SOURCE DOCUMENT —
BEGIN
# More stolen herps



## Snake Catcher Victoria (Mar 18, 2007)

http://www.abc.net.au/news/newsitems/200703/s1874643.htm
*Police p<H1>Police probe $30,000 reptile theft*

Detectives at Bass, south-east of Melbourne, are investigating the theft of $30,000 worth of reptiles.
The animals, including blue-tongue lizards, bearded dragons, pythons and freshwater crocodiles were stolen from the Wildlife Wonderland park this morning.
It is believed thieves entered the park about 7:45am AEDT, gaining entry to an educational facility where the reptiles were on display.
Anyone with information about the theft should contact Crimestoppers.


</H1> .


----------



## kullafullsnake (Mar 18, 2007)

loosers if u cant afford a reptile no need to steal someone elses i dont own a single snake yet but i havnt rushed off and stolen someone elses, i hope the crocodiles eat there arm or leg or something either that or the cops get them


----------



## leighroyaus (Mar 18, 2007)

becoming way to common


----------



## Hsut77 (Mar 18, 2007)

Just caught the end of the story on the news, bloody unbeliveable!!!!!!!!


----------



## nuthn2do (Mar 18, 2007)

Its going to get worse. They are invading houses and holding people at gunpoint for a few puppies worth 1000 each.
Considering reptiles don't bark, whimper, need constant attention, take up space .............


----------



## slim6y (Mar 18, 2007)

They sound stolen to order - how many people must have been getting these animals to steal? There's some logisitcs going on there!
END
EXERCISE TASK 1 — Lay out only the lines of the listing, from its first line up to and including the line containing "gene-label: NUP50 [607,1876,717,1914]", as a JSON list of strings with one string per line and blank lines omitted.
The forum thread above has no connection to the listing that follows.

STORED RECORDS —
BEGIN
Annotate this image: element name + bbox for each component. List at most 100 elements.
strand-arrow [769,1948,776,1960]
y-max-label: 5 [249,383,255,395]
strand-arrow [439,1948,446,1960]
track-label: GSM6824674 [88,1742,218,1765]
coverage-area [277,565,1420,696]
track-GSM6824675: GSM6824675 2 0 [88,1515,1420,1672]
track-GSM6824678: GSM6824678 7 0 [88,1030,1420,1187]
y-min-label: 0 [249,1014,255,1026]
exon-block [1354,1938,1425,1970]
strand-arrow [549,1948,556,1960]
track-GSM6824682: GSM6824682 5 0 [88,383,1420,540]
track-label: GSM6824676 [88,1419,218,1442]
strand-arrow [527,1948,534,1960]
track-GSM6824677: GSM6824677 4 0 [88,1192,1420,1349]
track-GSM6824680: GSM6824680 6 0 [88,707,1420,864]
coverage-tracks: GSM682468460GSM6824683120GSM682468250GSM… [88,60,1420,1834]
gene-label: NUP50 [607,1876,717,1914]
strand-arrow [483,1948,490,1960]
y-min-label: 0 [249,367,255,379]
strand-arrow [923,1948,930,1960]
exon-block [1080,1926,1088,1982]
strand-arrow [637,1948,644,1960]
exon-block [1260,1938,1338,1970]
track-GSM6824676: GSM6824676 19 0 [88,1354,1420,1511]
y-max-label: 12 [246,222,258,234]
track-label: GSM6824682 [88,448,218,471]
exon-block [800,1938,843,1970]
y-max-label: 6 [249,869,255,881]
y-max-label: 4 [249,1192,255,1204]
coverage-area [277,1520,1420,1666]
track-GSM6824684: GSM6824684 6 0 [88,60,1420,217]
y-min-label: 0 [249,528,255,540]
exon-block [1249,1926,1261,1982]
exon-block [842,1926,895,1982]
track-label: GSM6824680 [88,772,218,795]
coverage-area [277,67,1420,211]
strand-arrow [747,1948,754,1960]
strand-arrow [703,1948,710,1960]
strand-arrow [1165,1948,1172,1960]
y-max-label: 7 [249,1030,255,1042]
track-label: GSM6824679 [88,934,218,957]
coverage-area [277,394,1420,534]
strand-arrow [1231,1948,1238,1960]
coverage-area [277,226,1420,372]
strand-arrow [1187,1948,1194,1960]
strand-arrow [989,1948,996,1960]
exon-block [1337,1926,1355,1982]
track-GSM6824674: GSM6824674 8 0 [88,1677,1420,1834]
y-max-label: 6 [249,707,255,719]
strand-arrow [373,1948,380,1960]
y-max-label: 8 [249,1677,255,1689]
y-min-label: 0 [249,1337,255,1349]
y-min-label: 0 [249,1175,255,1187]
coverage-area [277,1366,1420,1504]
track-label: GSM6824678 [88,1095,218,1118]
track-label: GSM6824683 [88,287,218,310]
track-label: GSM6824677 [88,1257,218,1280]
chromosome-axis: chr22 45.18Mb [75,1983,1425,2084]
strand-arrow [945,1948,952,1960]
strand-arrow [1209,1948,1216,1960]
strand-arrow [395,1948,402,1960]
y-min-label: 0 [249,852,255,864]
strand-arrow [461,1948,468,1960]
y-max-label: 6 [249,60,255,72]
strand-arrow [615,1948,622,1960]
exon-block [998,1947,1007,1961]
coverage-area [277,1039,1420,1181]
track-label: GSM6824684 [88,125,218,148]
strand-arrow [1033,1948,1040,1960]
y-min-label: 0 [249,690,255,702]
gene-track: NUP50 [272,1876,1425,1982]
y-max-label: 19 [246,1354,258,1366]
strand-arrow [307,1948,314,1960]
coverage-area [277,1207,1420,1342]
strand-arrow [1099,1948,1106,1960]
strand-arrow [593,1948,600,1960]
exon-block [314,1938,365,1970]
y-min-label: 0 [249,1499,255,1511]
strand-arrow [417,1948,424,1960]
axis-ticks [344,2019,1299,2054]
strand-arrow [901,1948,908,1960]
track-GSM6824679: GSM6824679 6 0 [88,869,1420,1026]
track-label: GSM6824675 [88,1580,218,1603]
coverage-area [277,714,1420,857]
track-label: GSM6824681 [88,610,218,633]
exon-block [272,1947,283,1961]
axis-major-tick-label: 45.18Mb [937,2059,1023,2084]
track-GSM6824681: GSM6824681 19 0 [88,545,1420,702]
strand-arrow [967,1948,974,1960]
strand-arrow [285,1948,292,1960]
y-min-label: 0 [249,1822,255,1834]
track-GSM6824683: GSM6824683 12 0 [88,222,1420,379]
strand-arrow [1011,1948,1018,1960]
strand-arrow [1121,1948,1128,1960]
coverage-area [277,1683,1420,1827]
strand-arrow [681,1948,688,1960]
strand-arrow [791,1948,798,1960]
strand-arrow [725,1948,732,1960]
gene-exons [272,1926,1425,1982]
END
EXERCISE TASK 2 — Output the entire forum thread about the reptile theft, reproduced word for word.

OUTPUT 1 —
[
  "Annotate this image: element name + bbox for each component. List at most 100 elements.",
  "strand-arrow [769,1948,776,1960]",
  "y-max-label: 5 [249,383,255,395]",
  "strand-arrow [439,1948,446,1960]",
  "track-label: GSM6824674 [88,1742,218,1765]",
  "coverage-area [277,565,1420,696]",
  "track-GSM6824675: GSM6824675 2 0 [88,1515,1420,1672]",
  "track-GSM6824678: GSM6824678 7 0 [88,1030,1420,1187]",
  "y-min-label: 0 [249,1014,255,1026]",
  "exon-block [1354,1938,1425,1970]",
  "strand-arrow [549,1948,556,1960]",
  "track-GSM6824682: GSM6824682 5 0 [88,383,1420,540]",
  "track-label: GSM6824676 [88,1419,218,1442]",
  "strand-arrow [527,1948,534,1960]",
  "track-GSM6824677: GSM6824677 4 0 [88,1192,1420,1349]",
  "track-GSM6824680: GSM6824680 6 0 [88,707,1420,864]",
  "coverage-tracks: GSM682468460GSM6824683120GSM682468250GSM… [88,60,1420,1834]",
  "gene-label: NUP50 [607,1876,717,1914]"
]

OUTPUT 2 —
# More stolen herps



## Snake Catcher Victoria (Mar 18, 2007)

http://www.abc.net.au/news/newsitems/200703/s1874643.htm
*Police p<H1>Police probe $30,000 reptile theft*

Detectives at Bass, south-east of Melbourne, are investigating the theft of $30,000 worth of reptiles.
The animals, including blue-tongue lizards, bearded dragons, pythons and freshwater crocodiles were stolen from the Wildlife Wonderland park this morning.
It is believed thieves entered the park about 7:45am AEDT, gaining entry to an educational facility where the reptiles were on display.
Anyone with information about the theft should contact Crimestoppers.


</H1> .


----------



## kullafullsnake (Mar 18, 2007)

loosers if u cant afford a reptile no need to steal someone elses i dont own a single snake yet but i havnt rushed off and stolen someone elses, i hope the crocodiles eat there arm or leg or something either that or the cops get them


----------



## leighroyaus (Mar 18, 2007)

becoming way to common


----------



## Hsut77 (Mar 18, 2007)

Just caught the end of the story on the news, bloody unbeliveable!!!!!!!!


----------



## nuthn2do (Mar 18, 2007)

Its going to get worse. They are invading houses and holding people at gunpoint for a few puppies worth 1000 each.
Considering reptiles don't bark, whimper, need constant attention, take up space .............


----------



## slim6y (Mar 18, 2007)

They sound stolen to order - how many people must have been getting these animals to steal? There's some logisitcs going on there!